• _Instructions for the task_
Transcribe the listing verbatim. Do not carry over any pictures.

=== Information supplied ===

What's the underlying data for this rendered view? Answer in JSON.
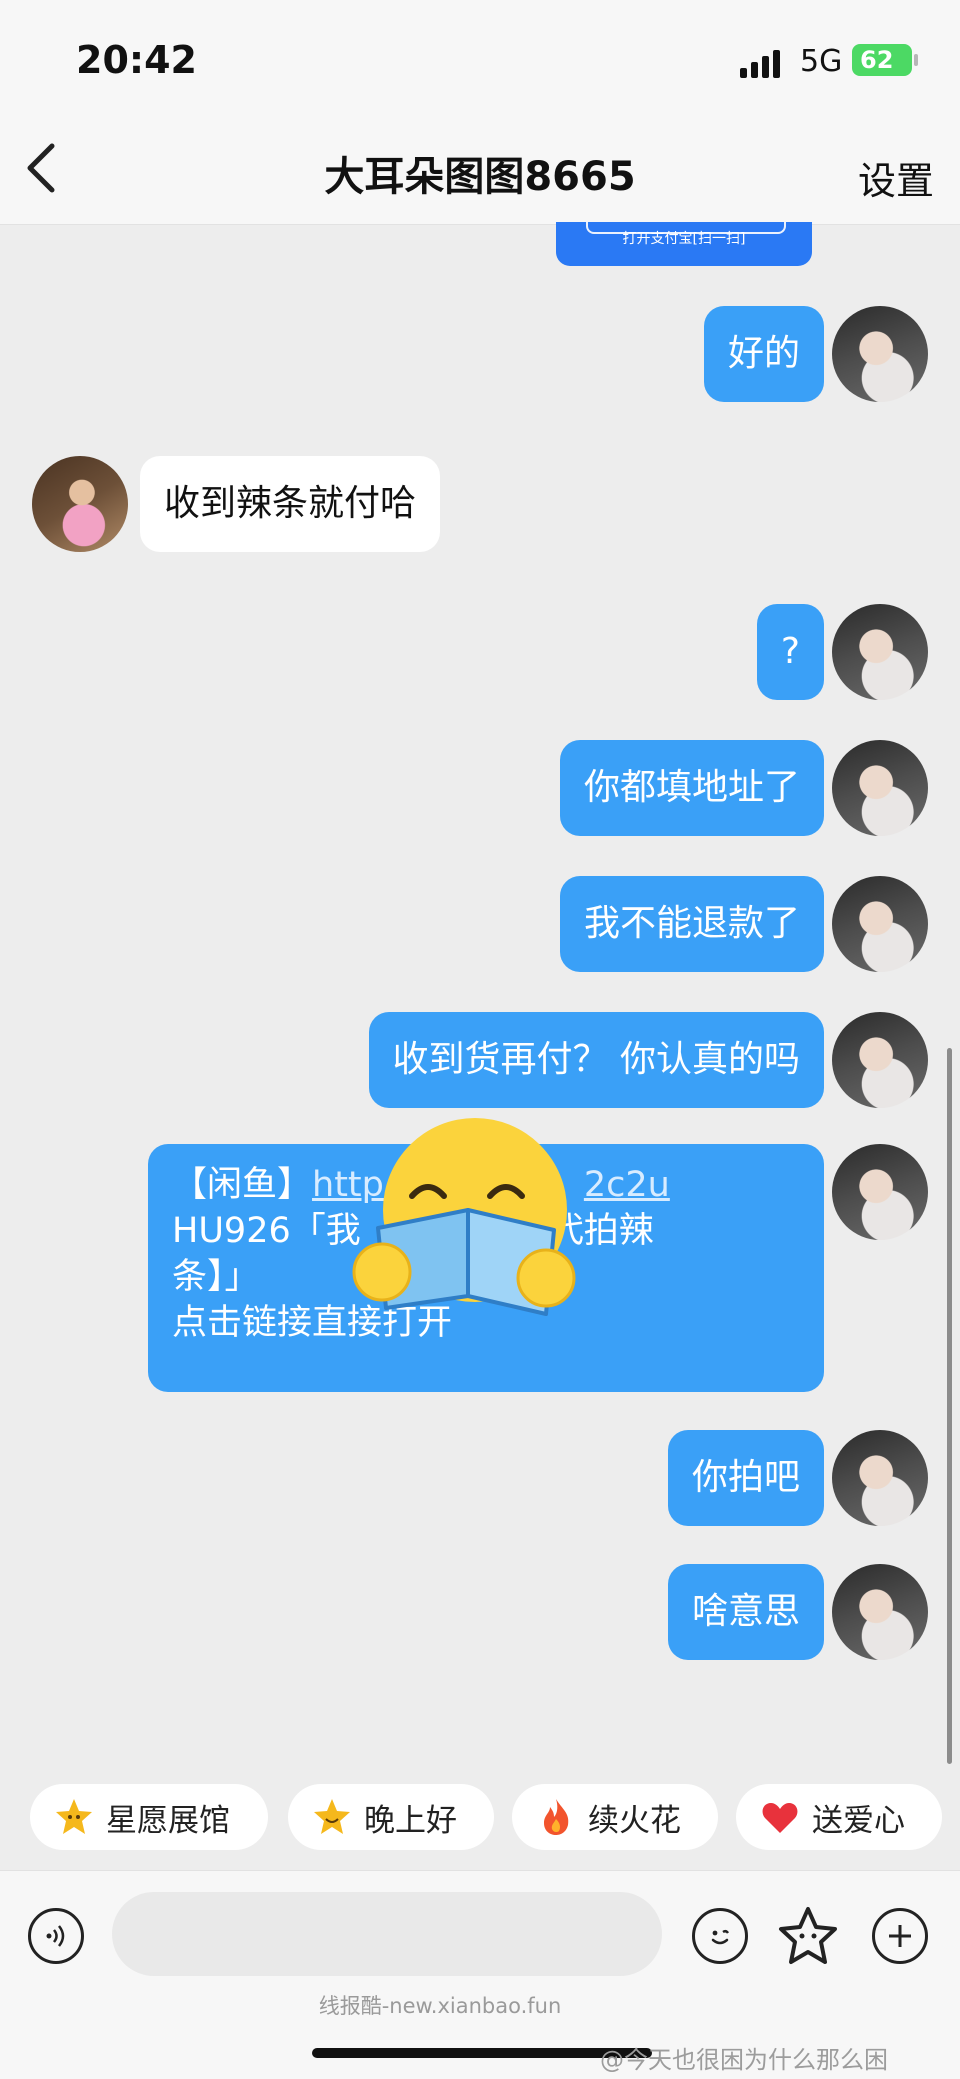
{
  "status_bar": {
    "time": "20:42",
    "network": "5G",
    "battery": "62"
  },
  "header": {
    "title": "大耳朵图图8665",
    "settings_label": "设置"
  },
  "messages": [
    {
      "text": "好的"
    },
    {
      "text": "收到辣条就付哈"
    },
    {
      "text": "?"
    },
    {
      "text": "你都填地址了"
    },
    {
      "text": "我不能退款了"
    },
    {
      "text": "收到货再付？  你认真的吗"
    },
    {
      "prefix": "【闲鱼】",
      "link": "http",
      "link_tail": "2c2u",
      "line2a": "HU926「我",
      "line2b": "了【代拍辣",
      "line3": "条】」",
      "line4": "点击链接直接打开"
    },
    {
      "text": "你拍吧"
    },
    {
      "text": "啥意思"
    }
  ],
  "peek_text": "打开支付宝[扫一扫]",
  "quick_replies": [
    {
      "label": "星愿展馆",
      "icon": "star-face-icon",
      "color": "#f5b81c"
    },
    {
      "label": "晚上好",
      "icon": "star-smile-icon",
      "color": "#f5b81c"
    },
    {
      "label": "续火花",
      "icon": "fire-icon",
      "color": "#f2542d"
    },
    {
      "label": "送爱心",
      "icon": "heart-icon",
      "color": "#e8323c"
    }
  ],
  "input": {
    "placeholder": ""
  },
  "watermarks": {
    "site": "线报酷-new.xianbao.fun",
    "weibo": "@今天也很困为什么那么困"
  },
  "colors": {
    "outgoing_bubble": "#3aa0f7",
    "incoming_bubble": "#ffffff",
    "background": "#ededed"
  }
}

===

• _Task result_
What's the underlying data for this rendered view? Answer in JSON.
{
  "status_bar": {
    "time": "20:42",
    "network": "5G",
    "battery": "62"
  },
  "header": {
    "title": "大耳朵图图8665",
    "settings_label": "设置"
  },
  "messages": [
    {
      "text": "好的"
    },
    {
      "text": "收到辣条就付哈"
    },
    {
      "text": "?"
    },
    {
      "text": "你都填地址了"
    },
    {
      "text": "我不能退款了"
    },
    {
      "text": "收到货再付？  你认真的吗"
    },
    {
      "prefix": "【闲鱼】",
      "link": "http",
      "link_tail": "2c2u",
      "line2a": "HU926「我",
      "line2b": "了【代拍辣",
      "line3": "条】」",
      "line4": "点击链接直接打开"
    },
    {
      "text": "你拍吧"
    },
    {
      "text": "啥意思"
    }
  ],
  "peek_text": "打开支付宝[扫一扫]",
  "quick_replies": [
    {
      "label": "星愿展馆",
      "icon": "star-face-icon",
      "color": "#f5b81c"
    },
    {
      "label": "晚上好",
      "icon": "star-smile-icon",
      "color": "#f5b81c"
    },
    {
      "label": "续火花",
      "icon": "fire-icon",
      "color": "#f2542d"
    },
    {
      "label": "送爱心",
      "icon": "heart-icon",
      "color": "#e8323c"
    }
  ],
  "input": {
    "placeholder": ""
  },
  "watermarks": {
    "site": "线报酷-new.xianbao.fun",
    "weibo": "@今天也很困为什么那么困"
  },
  "colors": {
    "outgoing_bubble": "#3aa0f7",
    "incoming_bubble": "#ffffff",
    "background": "#ededed"
  }
}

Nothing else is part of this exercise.